▶ [CHALLENGE] Copy down all of the data underneath, exactly as shown.

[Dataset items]
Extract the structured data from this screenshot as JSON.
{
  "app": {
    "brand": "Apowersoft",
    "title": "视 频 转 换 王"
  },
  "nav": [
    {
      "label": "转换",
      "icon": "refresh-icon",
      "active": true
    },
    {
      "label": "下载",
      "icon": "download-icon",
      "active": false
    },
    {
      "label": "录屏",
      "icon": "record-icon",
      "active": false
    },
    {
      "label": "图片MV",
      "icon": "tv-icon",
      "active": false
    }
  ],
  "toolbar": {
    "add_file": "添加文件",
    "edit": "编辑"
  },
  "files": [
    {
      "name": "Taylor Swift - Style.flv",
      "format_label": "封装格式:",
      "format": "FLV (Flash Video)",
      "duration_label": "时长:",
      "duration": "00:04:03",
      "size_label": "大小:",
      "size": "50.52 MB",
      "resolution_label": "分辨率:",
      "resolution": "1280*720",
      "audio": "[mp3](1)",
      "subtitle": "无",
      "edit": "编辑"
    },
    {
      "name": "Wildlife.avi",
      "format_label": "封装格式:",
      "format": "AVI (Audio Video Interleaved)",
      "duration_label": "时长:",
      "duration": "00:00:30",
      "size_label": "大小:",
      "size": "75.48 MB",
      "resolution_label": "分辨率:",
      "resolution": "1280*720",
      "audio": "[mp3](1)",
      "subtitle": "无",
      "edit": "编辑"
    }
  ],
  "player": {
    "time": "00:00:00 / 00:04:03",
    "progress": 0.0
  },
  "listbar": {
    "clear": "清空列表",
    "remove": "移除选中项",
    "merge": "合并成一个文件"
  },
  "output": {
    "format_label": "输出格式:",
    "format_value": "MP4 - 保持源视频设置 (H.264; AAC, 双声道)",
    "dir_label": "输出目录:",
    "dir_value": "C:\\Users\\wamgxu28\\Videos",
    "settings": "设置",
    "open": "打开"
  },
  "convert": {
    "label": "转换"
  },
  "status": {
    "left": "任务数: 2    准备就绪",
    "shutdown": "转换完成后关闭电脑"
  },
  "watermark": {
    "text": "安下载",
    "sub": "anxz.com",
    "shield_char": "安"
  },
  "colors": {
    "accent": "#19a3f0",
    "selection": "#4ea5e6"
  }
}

▶ [EXERCISE RESPONSE]
Extract the structured data from this screenshot as JSON.
{
  "app": {
    "brand": "Apowersoft",
    "title": "视 频 转 换 王"
  },
  "nav": [
    {
      "label": "转换",
      "icon": "refresh-icon",
      "active": true
    },
    {
      "label": "下载",
      "icon": "download-icon",
      "active": false
    },
    {
      "label": "录屏",
      "icon": "record-icon",
      "active": false
    },
    {
      "label": "图片MV",
      "icon": "tv-icon",
      "active": false
    }
  ],
  "toolbar": {
    "add_file": "添加文件",
    "edit": "编辑"
  },
  "files": [
    {
      "name": "Taylor Swift - Style.flv",
      "format_label": "封装格式:",
      "format": "FLV (Flash Video)",
      "duration_label": "时长:",
      "duration": "00:04:03",
      "size_label": "大小:",
      "size": "50.52 MB",
      "resolution_label": "分辨率:",
      "resolution": "1280*720",
      "audio": "[mp3](1)",
      "subtitle": "无",
      "edit": "编辑"
    },
    {
      "name": "Wildlife.avi",
      "format_label": "封装格式:",
      "format": "AVI (Audio Video Interleaved)",
      "duration_label": "时长:",
      "duration": "00:00:30",
      "size_label": "大小:",
      "size": "75.48 MB",
      "resolution_label": "分辨率:",
      "resolution": "1280*720",
      "audio": "[mp3](1)",
      "subtitle": "无",
      "edit": "编辑"
    }
  ],
  "player": {
    "time": "00:00:00 / 00:04:03",
    "progress": 0.0
  },
  "listbar": {
    "clear": "清空列表",
    "remove": "移除选中项",
    "merge": "合并成一个文件"
  },
  "output": {
    "format_label": "输出格式:",
    "format_value": "MP4 - 保持源视频设置 (H.264; AAC, 双声道)",
    "dir_label": "输出目录:",
    "dir_value": "C:\\Users\\wamgxu28\\Videos",
    "settings": "设置",
    "open": "打开"
  },
  "convert": {
    "label": "转换"
  },
  "status": {
    "left": "任务数: 2    准备就绪",
    "shutdown": "转换完成后关闭电脑"
  },
  "watermark": {
    "text": "安下载",
    "sub": "anxz.com",
    "shield_char": "安"
  },
  "colors": {
    "accent": "#19a3f0",
    "selection": "#4ea5e6"
  }
}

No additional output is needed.